Exercise details:
Find every line in the records below that holds the word "省自然资源厅", and copy each one.

Data provided:
— start —

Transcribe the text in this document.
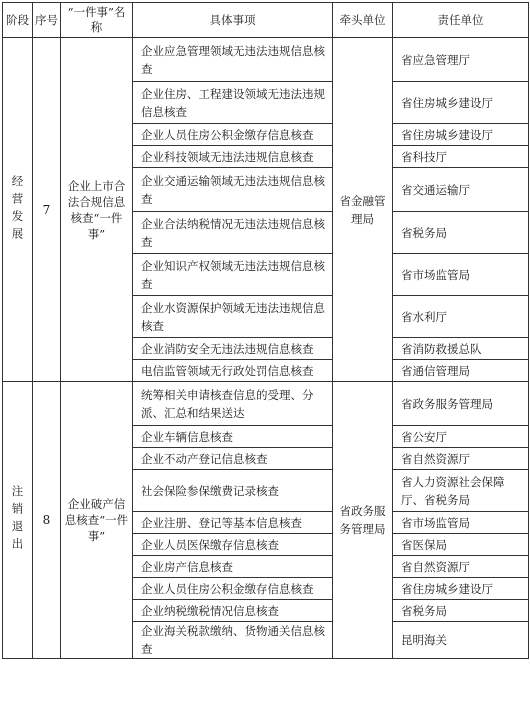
阶段	序号	“一件事”名称	具体事项	牵头单位	责任单位
经营发展	7	企业上市合法合规信息核查“一件事”	企业应急管理领域无违法违规信息核查	省金融管理局	省应急管理厅
			企业住房、工程建设领域无违法违规信息核查		省住房城乡建设厅
			企业人员住房公积金缴存信息核查		省住房城乡建设厅
			企业科技领域无违法违规信息核查		省科技厅
			企业交通运输领域无违法违规信息核查		省交通运输厅
			企业合法纳税情况无违法违规信息核查		省税务局
			企业知识产权领域无违法违规信息核查		省市场监管局
			企业水资源保护领域无违法违规信息核查		省水利厅
			企业消防安全无违法违规信息核查		省消防救援总队
			电信监管领域无行政处罚信息核查		省通信管理局
注销退出	8	企业破产信息核查“一件事”	统筹相关申请核查信息的受理、分派、汇总和结果送达	省政务服务管理局	省政务服务管理局
			企业车辆信息核查		省公安厅
			企业不动产登记信息核查		省自然资源厅
			社会保险参保缴费记录核查		省人力资源社会保障厅、省税务局
			企业注册、登记等基本信息核查		省市场监管局
			企业人员医保缴存信息核查		省医保局
			企业房产信息核查		省自然资源厅
			企业人员住房公积金缴存信息核查		省住房城乡建设厅
			企业纳税缴税情况信息核查		省税务局
			企业海关税款缴纳、货物通关信息核查		昆明海关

— end —

Solution:
			企业不动产登记信息核查		省自然资源厅
			企业房产信息核查		省自然资源厅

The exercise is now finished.